* WHAT YOU WILL DO: Pull out every line below holding the word "thanh".
___ RECORDS PROVIDED
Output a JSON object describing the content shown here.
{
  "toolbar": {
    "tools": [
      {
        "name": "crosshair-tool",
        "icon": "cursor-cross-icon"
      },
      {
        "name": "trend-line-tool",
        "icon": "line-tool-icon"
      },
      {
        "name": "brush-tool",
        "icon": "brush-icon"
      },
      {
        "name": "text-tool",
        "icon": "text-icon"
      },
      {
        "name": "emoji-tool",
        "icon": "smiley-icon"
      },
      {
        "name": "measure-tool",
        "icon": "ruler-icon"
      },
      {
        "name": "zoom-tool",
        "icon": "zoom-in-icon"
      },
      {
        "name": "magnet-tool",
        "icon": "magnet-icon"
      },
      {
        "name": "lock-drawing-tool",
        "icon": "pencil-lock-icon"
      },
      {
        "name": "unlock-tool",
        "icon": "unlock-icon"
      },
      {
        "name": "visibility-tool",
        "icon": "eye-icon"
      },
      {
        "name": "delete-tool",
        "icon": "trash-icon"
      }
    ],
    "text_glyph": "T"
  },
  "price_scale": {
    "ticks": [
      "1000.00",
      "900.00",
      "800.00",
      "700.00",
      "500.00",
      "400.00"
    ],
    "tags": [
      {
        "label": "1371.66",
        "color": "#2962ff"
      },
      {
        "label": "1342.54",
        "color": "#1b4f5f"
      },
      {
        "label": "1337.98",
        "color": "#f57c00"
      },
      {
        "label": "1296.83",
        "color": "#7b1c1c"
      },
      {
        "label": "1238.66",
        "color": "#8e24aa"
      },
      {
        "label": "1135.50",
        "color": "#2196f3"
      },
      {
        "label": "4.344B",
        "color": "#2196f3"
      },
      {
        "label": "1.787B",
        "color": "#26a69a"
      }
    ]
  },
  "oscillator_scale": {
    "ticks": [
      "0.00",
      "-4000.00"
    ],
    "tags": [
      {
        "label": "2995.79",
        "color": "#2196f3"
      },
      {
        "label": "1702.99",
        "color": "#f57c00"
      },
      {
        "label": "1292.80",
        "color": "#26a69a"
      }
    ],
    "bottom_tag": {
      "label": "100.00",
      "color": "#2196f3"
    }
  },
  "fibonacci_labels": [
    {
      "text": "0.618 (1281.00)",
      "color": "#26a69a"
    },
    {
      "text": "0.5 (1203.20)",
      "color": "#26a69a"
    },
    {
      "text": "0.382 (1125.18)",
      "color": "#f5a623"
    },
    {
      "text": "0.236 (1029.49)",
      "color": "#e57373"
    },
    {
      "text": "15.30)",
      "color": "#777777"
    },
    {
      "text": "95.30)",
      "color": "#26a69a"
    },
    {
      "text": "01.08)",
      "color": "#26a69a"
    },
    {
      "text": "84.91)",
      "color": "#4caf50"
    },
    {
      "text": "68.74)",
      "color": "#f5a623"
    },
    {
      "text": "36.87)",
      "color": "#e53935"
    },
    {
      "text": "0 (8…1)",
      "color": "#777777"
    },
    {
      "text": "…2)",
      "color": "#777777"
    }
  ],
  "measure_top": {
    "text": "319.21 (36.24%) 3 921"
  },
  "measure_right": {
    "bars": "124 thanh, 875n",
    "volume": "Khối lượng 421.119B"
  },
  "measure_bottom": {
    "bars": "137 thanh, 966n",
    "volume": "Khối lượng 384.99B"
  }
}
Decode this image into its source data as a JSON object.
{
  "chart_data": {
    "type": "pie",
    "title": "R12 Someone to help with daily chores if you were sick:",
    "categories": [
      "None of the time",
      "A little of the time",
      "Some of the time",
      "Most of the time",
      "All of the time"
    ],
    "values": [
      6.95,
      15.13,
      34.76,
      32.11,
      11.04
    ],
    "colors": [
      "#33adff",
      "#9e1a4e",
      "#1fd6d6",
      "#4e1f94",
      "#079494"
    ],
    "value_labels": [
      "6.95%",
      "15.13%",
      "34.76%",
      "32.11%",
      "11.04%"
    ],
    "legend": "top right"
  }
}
______
* EXERCISE OUTPUT:
    "bars": "124 thanh, 875n",
    "bars": "137 thanh, 966n",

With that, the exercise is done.